Leaving out every picture, quote the data below exactly as it appears.

(Stored data)
=====
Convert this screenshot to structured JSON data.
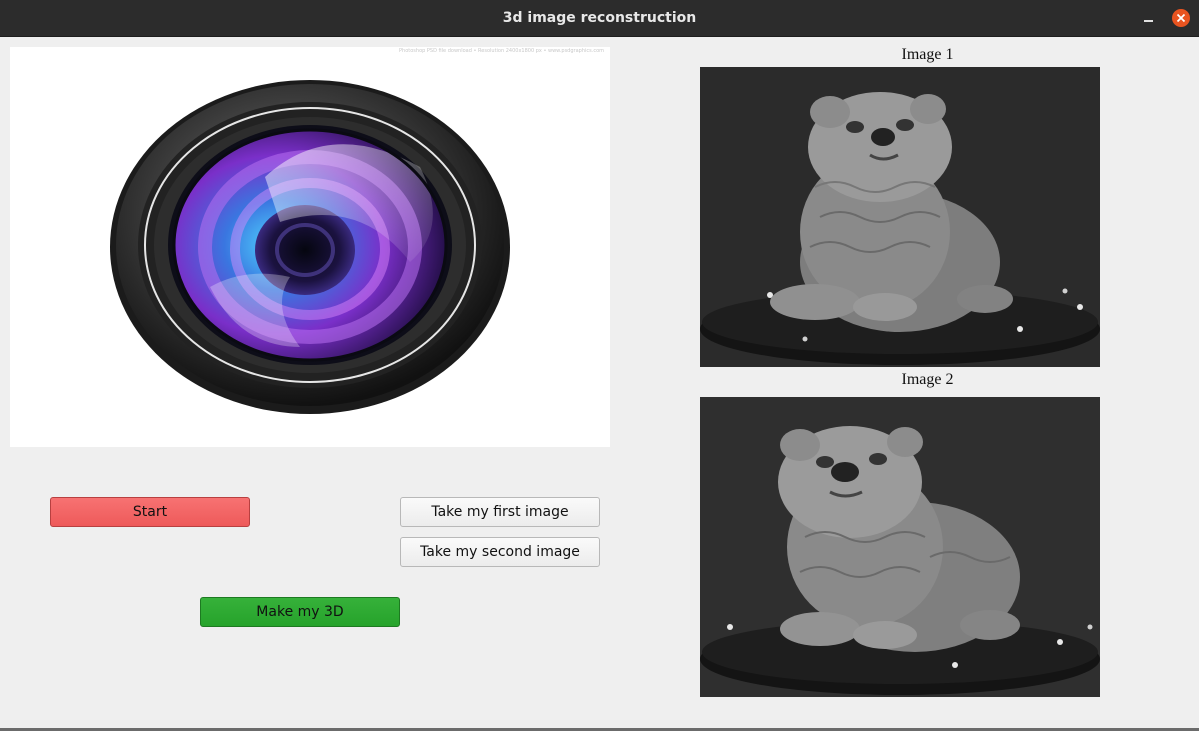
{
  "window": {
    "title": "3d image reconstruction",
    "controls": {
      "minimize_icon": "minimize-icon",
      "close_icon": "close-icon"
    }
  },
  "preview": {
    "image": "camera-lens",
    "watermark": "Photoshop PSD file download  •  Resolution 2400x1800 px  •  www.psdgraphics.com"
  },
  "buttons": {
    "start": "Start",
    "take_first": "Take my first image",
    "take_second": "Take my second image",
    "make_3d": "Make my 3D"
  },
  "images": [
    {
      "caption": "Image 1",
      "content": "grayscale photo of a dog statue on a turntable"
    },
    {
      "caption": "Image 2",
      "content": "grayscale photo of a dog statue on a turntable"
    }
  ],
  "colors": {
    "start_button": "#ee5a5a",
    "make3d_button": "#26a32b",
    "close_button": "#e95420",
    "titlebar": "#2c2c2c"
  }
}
=====
— EXERCISE RESULT —
Convert this screenshot to structured JSON data.
{
  "window": {
    "title": "3d image reconstruction",
    "controls": {
      "minimize_icon": "minimize-icon",
      "close_icon": "close-icon"
    }
  },
  "preview": {
    "image": "camera-lens",
    "watermark": "Photoshop PSD file download  •  Resolution 2400x1800 px  •  www.psdgraphics.com"
  },
  "buttons": {
    "start": "Start",
    "take_first": "Take my first image",
    "take_second": "Take my second image",
    "make_3d": "Make my 3D"
  },
  "images": [
    {
      "caption": "Image 1",
      "content": "grayscale photo of a dog statue on a turntable"
    },
    {
      "caption": "Image 2",
      "content": "grayscale photo of a dog statue on a turntable"
    }
  ],
  "colors": {
    "start_button": "#ee5a5a",
    "make3d_button": "#26a32b",
    "close_button": "#e95420",
    "titlebar": "#2c2c2c"
  }
}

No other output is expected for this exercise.